[STATED TASK]
Which lines have the string "JSON"? Copy all of them from the entries below.

[EXERCISE MATERIAL]
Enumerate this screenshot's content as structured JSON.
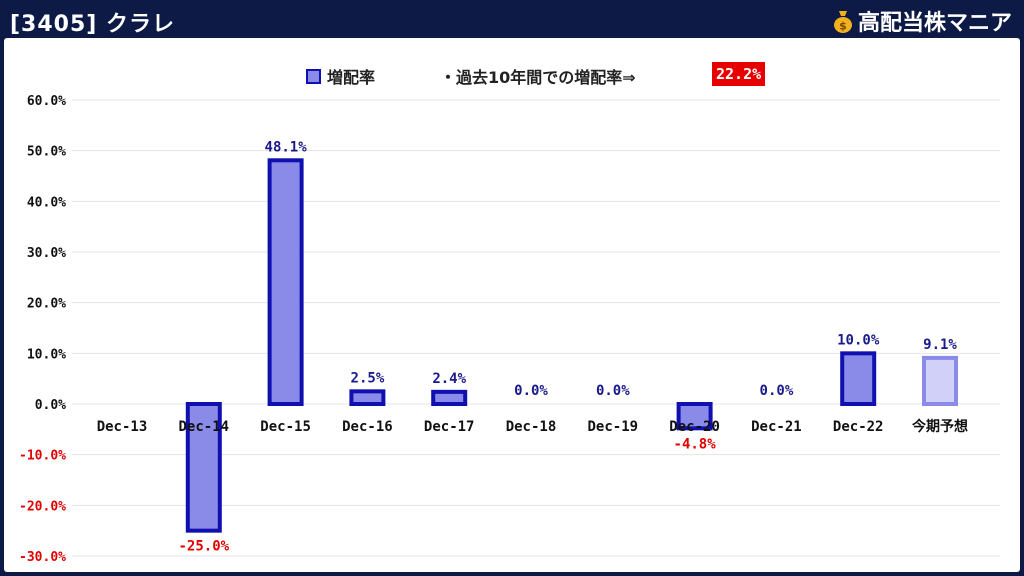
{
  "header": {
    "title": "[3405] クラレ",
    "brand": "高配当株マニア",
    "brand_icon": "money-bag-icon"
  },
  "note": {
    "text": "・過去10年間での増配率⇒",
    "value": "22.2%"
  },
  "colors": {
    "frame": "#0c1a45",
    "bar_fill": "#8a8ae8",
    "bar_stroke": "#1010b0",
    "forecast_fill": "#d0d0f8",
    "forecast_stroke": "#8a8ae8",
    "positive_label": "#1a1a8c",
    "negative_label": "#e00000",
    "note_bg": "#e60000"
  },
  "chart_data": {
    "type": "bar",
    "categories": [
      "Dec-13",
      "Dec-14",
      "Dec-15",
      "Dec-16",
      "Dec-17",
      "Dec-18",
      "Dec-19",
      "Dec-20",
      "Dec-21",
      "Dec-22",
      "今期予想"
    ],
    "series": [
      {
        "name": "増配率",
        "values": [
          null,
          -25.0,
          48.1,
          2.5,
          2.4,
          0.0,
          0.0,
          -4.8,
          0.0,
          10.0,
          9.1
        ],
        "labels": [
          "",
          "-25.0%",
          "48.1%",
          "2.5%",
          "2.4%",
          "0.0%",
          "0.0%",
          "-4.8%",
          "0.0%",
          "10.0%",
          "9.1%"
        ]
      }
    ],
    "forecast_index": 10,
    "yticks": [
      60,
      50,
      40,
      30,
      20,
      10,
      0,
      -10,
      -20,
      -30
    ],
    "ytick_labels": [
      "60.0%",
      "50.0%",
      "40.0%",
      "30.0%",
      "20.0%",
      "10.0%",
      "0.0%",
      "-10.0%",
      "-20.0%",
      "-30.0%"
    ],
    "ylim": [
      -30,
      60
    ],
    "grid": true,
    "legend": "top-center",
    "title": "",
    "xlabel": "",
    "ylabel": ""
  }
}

* * *

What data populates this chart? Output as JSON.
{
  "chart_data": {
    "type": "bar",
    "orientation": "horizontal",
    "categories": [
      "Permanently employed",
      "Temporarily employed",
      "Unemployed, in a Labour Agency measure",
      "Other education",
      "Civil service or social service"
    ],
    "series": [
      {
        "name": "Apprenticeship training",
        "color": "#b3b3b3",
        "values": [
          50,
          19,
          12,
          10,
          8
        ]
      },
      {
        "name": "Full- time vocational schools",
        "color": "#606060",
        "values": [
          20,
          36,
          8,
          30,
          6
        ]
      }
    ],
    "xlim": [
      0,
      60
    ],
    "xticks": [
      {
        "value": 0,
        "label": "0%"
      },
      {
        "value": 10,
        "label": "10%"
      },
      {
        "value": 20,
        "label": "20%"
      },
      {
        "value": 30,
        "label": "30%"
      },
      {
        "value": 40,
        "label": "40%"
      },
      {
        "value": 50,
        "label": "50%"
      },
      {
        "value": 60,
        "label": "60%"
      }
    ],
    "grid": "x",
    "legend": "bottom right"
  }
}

---

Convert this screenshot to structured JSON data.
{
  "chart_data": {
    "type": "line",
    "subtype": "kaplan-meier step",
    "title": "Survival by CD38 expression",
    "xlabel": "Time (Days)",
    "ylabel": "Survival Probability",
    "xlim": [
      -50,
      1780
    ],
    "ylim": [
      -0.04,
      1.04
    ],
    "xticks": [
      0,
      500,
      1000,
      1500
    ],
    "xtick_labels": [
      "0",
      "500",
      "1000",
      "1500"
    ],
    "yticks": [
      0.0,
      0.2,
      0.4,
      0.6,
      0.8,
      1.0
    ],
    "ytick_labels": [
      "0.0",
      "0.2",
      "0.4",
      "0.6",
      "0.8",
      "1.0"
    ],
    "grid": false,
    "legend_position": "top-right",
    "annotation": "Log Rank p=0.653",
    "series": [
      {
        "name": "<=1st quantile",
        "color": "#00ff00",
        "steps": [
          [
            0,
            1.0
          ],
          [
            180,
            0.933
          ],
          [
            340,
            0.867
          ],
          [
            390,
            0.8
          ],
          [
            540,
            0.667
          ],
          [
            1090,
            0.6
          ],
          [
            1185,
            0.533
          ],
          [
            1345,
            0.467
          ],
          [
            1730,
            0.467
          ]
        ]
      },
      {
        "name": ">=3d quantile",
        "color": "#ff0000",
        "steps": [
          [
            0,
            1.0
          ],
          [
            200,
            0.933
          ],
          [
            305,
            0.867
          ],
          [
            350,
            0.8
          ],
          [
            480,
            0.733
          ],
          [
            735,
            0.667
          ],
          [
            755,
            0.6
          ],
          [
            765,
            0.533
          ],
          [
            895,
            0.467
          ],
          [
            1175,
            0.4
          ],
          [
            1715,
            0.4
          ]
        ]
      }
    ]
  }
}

[WORKED ANSWER]
Enumerate this screenshot's content as structured JSON.
What data populates this chart? Output as JSON.
Convert this screenshot to structured JSON data.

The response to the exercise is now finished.